↓↓↓

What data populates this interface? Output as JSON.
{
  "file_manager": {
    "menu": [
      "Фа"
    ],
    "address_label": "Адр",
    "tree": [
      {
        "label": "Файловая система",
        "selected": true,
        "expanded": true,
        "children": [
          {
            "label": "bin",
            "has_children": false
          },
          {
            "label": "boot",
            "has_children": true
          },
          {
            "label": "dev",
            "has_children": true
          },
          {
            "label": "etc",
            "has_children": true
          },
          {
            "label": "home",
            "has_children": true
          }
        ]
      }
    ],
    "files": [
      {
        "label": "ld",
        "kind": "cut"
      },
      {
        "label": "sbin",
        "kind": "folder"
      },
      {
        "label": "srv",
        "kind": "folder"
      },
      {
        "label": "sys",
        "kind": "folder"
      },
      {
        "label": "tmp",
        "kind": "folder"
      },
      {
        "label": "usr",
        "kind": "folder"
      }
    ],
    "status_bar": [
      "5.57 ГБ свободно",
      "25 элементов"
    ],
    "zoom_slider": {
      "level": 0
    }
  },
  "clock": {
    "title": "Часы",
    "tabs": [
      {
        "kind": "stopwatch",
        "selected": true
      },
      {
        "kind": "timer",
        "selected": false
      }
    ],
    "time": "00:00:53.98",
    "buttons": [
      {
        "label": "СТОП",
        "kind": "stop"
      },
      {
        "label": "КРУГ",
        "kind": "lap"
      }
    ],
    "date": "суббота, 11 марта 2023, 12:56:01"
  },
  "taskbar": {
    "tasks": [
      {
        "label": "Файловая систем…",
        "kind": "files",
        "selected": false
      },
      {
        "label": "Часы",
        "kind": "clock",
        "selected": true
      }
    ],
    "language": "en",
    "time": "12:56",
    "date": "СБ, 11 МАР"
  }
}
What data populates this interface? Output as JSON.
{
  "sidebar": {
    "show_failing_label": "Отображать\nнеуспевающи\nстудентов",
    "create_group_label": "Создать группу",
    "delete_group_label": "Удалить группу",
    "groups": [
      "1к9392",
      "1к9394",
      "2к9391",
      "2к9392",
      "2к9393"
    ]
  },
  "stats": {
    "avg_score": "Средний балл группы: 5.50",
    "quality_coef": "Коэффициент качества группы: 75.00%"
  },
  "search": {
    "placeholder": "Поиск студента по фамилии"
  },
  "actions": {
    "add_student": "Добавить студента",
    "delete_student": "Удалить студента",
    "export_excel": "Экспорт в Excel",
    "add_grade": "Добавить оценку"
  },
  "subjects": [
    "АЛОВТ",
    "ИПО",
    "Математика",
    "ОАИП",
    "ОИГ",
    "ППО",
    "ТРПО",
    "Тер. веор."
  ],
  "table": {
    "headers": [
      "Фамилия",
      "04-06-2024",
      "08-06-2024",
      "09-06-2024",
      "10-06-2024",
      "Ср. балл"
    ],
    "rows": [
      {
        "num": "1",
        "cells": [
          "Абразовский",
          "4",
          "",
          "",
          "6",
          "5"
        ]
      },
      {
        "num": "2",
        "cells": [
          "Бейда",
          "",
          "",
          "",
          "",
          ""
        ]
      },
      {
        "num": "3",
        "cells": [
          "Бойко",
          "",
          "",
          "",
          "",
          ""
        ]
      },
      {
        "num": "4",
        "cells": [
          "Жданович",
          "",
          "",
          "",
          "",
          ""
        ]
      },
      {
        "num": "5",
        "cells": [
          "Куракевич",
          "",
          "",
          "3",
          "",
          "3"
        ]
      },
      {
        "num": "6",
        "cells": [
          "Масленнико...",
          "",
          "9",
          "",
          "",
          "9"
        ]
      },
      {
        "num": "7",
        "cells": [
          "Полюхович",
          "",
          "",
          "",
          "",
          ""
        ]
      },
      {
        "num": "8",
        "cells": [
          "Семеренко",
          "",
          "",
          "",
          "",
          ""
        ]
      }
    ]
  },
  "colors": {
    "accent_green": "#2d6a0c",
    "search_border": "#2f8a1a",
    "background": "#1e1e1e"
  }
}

↑↑↑

* _What you are asked to do_
List all lines where "студента" occurs.

* _Complete answer_
    "placeholder": "Поиск студента по фамилии"
    "add_student": "Добавить студента",
    "delete_student": "Удалить студента",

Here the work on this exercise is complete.